▶ **Given exercise**: Check every line below for the word "обследование" and show those that hold it.

▶ **Extracted data**:
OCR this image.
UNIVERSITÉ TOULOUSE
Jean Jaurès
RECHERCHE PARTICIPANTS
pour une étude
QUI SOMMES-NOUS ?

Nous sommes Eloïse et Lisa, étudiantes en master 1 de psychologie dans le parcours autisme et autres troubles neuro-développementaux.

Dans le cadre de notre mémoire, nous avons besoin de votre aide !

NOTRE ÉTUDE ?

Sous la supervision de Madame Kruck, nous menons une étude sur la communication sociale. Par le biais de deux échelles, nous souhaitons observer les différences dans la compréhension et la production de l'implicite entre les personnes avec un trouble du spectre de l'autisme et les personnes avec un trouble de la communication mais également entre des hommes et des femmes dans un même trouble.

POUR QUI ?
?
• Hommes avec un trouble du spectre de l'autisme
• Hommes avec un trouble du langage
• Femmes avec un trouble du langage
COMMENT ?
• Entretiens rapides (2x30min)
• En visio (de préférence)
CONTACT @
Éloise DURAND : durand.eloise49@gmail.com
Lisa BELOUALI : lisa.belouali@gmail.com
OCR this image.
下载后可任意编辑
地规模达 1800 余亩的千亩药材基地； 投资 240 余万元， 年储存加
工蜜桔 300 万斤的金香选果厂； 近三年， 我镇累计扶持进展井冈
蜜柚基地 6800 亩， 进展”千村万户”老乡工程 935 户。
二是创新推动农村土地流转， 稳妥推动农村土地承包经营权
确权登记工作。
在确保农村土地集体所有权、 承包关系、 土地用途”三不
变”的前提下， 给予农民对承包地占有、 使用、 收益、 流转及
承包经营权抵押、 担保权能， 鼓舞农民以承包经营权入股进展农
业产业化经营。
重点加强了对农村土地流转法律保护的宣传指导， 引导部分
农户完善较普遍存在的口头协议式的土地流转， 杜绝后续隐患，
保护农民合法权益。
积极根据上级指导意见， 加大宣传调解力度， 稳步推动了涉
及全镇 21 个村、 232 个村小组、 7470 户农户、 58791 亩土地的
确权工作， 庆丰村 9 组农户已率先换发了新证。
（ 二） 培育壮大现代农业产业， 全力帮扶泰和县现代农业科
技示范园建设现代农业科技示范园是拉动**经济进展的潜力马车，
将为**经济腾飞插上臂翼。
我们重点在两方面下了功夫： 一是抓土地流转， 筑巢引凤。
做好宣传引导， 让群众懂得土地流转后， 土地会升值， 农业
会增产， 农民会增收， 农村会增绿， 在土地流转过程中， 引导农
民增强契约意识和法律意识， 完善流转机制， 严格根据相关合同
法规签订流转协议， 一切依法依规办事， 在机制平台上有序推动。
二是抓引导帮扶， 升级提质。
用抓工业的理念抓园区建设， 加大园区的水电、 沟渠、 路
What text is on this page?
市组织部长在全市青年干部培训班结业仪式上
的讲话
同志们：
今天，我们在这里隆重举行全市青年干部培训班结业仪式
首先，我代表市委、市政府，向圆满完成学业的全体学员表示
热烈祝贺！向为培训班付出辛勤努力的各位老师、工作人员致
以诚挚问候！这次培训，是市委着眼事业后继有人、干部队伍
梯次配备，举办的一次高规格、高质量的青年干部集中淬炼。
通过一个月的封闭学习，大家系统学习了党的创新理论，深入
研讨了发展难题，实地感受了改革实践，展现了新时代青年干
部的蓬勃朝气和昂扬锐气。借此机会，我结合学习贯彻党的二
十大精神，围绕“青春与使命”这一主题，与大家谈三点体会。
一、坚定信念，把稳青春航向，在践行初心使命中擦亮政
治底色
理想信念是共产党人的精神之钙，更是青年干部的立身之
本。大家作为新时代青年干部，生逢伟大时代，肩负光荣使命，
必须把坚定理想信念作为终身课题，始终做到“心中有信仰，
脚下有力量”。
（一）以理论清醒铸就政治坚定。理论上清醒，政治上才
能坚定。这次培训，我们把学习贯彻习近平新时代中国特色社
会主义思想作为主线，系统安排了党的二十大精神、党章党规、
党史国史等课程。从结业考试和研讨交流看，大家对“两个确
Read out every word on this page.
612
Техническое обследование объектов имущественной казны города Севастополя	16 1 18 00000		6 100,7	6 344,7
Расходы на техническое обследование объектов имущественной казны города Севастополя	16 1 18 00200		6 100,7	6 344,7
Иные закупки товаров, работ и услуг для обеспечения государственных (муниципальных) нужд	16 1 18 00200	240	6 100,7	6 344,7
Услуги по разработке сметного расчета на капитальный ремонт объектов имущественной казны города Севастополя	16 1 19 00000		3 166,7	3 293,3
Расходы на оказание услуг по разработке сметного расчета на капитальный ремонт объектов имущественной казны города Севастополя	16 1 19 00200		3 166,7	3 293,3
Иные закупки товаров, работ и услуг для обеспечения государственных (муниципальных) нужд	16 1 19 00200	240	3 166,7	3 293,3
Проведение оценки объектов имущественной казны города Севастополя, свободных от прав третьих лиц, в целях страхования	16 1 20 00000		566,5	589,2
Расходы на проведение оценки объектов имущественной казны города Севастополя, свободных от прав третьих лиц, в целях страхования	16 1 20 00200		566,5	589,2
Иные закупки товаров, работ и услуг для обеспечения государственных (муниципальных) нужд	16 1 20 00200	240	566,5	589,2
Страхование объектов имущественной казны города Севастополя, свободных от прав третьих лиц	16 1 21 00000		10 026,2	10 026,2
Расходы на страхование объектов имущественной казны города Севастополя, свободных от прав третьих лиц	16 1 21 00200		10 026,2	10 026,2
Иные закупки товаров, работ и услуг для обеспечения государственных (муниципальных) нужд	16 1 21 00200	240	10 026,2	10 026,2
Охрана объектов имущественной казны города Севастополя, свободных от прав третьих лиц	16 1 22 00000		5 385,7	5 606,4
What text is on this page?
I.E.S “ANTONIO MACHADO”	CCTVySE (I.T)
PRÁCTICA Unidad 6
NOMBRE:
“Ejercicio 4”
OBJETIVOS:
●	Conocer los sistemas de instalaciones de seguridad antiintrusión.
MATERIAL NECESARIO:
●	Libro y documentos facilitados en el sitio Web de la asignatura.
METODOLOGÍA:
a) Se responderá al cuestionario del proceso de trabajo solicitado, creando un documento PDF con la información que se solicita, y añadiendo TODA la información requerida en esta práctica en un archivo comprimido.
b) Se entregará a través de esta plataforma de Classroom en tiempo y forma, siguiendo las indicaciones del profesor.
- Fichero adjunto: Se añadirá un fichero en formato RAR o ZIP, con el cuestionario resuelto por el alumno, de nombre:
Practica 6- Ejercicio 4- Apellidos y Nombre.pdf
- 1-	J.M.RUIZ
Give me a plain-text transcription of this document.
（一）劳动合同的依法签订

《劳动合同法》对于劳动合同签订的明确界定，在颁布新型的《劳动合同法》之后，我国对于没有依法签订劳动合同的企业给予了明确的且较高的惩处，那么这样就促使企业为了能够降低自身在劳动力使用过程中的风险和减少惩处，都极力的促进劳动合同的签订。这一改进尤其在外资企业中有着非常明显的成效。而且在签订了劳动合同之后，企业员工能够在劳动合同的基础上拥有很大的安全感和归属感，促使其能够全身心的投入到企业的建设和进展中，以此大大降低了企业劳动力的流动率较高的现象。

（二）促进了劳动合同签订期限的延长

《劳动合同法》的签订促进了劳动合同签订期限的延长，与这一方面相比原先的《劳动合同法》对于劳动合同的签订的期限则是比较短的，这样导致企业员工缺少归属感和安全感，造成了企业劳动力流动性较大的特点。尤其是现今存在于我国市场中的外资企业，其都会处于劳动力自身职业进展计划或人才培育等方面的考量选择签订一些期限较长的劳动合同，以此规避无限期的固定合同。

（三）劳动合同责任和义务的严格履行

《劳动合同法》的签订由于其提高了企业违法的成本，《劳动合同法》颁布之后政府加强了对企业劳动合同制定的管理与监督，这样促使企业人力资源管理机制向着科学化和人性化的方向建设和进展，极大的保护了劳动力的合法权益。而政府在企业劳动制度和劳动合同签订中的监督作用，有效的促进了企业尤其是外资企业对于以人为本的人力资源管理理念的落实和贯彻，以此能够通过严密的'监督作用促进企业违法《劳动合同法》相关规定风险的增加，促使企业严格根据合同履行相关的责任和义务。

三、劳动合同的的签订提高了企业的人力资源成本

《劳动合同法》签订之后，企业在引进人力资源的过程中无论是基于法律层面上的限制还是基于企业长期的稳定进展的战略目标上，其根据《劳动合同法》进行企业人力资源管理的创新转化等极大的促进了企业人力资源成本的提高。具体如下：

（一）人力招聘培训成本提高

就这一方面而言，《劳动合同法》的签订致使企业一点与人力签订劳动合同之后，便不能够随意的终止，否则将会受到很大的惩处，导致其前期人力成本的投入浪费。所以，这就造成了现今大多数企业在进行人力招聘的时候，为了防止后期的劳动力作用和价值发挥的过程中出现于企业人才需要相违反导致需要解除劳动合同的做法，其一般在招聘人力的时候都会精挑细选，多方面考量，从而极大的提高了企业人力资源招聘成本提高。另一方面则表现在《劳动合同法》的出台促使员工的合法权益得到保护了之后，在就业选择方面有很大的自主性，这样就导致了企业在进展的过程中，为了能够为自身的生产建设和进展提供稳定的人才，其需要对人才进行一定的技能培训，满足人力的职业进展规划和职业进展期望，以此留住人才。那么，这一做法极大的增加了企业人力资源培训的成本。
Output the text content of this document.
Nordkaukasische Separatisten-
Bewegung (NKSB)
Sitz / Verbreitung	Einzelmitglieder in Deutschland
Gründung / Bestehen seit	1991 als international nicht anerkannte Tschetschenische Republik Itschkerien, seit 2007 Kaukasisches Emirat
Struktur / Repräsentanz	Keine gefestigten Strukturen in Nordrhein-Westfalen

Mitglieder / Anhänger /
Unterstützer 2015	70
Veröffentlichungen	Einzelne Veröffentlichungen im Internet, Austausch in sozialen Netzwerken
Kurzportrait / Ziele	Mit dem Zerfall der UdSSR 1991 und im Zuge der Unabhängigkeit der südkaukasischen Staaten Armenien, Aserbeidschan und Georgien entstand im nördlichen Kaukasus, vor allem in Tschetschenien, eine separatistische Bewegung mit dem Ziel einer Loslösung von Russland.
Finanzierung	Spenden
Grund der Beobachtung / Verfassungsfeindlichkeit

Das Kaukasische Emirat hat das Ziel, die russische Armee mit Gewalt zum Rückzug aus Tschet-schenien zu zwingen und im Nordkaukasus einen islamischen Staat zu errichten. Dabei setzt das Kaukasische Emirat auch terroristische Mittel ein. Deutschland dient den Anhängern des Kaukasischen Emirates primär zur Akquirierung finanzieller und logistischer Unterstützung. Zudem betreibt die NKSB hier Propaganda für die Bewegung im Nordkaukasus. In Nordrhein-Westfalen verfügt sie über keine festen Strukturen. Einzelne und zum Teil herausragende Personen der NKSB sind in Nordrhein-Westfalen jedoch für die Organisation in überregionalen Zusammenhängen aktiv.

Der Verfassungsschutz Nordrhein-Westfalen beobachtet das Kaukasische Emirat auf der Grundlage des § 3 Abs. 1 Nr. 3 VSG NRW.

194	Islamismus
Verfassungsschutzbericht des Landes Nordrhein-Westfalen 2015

▶ **Finished answer**:
Техническое обследование объектов имущественной казны города Севастополя	16 1 18 00000		6 100,7	6 344,7
Расходы на техническое обследование объектов имущественной казны города Севастополя	16 1 18 00200		6 100,7	6 344,7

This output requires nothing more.